> Written exercise
Gather up all lines that carry the word "this".

[START Provided information]

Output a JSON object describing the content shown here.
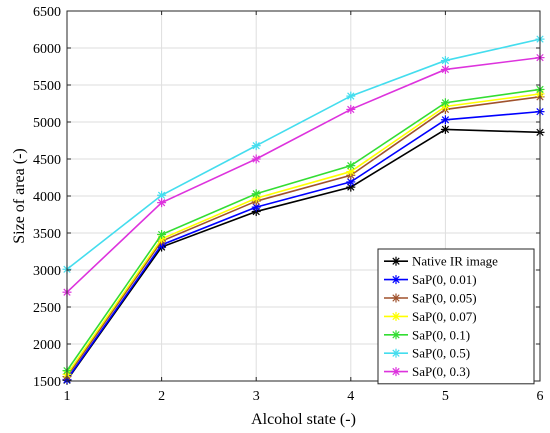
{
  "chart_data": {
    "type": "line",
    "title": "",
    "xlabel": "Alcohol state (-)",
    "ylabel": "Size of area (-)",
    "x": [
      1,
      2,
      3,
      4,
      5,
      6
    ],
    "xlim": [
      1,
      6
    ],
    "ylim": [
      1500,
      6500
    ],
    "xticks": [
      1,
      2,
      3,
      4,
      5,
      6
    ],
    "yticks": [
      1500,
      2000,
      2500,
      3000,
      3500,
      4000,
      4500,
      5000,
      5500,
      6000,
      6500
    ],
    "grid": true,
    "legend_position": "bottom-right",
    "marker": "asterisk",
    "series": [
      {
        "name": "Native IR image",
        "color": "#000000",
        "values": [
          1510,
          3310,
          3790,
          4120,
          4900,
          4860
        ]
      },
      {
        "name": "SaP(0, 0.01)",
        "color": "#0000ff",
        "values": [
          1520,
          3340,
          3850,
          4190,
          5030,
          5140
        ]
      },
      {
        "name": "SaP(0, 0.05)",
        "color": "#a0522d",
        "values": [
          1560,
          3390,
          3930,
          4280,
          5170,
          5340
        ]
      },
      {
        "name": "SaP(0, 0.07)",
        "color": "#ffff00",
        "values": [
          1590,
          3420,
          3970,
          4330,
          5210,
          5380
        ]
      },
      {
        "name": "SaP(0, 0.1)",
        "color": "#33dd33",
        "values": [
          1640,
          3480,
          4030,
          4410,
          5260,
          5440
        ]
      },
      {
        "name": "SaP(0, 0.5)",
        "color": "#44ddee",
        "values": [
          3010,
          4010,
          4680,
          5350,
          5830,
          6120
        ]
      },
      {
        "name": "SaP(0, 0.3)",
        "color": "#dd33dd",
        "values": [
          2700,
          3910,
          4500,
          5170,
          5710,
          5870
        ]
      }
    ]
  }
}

[END Provided information]
[START Provided information]

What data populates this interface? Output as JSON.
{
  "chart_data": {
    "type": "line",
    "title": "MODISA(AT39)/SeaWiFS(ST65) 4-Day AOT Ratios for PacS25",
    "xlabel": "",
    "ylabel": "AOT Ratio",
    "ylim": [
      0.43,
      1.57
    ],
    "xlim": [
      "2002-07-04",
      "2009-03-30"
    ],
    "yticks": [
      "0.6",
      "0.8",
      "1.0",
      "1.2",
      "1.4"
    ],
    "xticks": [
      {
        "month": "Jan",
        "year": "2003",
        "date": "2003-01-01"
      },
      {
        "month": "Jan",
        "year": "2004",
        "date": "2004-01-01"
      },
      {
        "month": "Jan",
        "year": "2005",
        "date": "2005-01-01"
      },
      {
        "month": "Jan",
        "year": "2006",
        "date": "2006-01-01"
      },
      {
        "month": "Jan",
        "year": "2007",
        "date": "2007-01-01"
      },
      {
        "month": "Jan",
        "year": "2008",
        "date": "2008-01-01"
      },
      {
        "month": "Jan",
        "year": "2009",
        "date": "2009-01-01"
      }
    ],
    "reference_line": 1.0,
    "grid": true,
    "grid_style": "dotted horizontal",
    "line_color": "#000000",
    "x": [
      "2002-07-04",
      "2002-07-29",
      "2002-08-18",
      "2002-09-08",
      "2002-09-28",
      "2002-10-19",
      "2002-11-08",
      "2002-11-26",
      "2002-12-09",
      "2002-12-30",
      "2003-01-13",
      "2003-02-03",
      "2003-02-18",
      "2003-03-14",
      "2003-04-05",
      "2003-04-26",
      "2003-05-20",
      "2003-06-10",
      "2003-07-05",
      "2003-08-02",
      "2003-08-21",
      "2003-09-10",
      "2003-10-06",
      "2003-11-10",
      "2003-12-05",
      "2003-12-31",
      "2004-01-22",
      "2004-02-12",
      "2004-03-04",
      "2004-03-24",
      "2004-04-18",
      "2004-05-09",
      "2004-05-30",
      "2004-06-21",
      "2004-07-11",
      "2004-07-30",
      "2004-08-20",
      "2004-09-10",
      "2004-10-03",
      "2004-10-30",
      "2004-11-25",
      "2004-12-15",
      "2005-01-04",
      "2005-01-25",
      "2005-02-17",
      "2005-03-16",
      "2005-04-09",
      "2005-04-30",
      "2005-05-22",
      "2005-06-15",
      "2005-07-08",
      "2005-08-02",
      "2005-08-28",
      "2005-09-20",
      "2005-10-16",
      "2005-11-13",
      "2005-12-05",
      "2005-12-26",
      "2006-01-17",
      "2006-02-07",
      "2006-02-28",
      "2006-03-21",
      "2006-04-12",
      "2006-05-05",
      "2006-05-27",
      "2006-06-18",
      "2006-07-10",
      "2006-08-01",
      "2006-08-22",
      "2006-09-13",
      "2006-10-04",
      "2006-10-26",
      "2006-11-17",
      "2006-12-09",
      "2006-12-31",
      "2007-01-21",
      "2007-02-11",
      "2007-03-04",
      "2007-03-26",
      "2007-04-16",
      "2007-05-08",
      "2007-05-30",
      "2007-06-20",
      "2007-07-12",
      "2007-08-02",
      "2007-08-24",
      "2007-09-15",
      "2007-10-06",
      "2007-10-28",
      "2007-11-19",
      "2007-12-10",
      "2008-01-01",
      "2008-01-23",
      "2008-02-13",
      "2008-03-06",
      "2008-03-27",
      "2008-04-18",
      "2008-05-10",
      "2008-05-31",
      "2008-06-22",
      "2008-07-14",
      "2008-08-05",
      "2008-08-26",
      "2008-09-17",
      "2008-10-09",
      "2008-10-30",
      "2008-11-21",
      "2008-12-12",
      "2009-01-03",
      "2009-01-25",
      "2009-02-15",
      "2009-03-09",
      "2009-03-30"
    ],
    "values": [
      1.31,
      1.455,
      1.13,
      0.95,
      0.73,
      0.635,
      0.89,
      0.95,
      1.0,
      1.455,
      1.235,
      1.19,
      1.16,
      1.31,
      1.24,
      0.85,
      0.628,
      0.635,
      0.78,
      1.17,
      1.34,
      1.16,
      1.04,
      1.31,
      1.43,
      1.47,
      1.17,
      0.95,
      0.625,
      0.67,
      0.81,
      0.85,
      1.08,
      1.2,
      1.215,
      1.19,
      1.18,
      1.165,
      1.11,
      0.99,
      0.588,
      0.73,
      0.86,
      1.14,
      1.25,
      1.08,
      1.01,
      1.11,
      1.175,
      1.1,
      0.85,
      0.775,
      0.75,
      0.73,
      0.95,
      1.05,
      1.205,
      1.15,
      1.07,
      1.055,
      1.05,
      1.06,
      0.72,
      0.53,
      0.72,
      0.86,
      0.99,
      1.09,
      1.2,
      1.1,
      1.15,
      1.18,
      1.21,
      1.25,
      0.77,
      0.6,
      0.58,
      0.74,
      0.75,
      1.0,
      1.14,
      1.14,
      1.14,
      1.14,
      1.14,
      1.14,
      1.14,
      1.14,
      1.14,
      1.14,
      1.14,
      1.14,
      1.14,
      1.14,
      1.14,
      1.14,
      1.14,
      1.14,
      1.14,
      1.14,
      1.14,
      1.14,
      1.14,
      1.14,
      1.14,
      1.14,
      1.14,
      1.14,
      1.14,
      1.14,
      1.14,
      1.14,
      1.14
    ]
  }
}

[END Provided information]
[START Provided information]

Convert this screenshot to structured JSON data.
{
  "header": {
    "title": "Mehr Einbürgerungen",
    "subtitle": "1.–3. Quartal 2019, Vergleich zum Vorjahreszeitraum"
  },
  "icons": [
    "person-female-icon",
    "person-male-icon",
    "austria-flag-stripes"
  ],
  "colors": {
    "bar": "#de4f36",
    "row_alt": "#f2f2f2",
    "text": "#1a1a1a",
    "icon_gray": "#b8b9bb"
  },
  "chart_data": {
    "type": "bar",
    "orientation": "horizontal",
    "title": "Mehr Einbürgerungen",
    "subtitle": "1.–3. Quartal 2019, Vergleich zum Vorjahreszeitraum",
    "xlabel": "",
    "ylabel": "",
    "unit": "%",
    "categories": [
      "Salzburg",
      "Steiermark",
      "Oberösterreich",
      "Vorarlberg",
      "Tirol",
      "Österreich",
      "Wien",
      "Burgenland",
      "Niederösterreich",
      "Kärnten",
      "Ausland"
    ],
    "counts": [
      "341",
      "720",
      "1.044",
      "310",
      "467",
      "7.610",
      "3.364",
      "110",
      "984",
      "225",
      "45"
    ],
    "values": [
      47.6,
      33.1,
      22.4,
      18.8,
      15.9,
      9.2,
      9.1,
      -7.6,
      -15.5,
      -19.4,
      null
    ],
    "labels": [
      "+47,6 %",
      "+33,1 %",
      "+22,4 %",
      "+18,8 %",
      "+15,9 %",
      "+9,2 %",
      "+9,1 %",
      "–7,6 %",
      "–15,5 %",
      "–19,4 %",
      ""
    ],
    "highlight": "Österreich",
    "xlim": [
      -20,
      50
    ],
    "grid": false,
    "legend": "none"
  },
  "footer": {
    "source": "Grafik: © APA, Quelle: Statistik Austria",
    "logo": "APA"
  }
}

[END Provided information]

> Full response
What data populates this interface? Output as JSON.
Convert this screenshot to structured JSON data.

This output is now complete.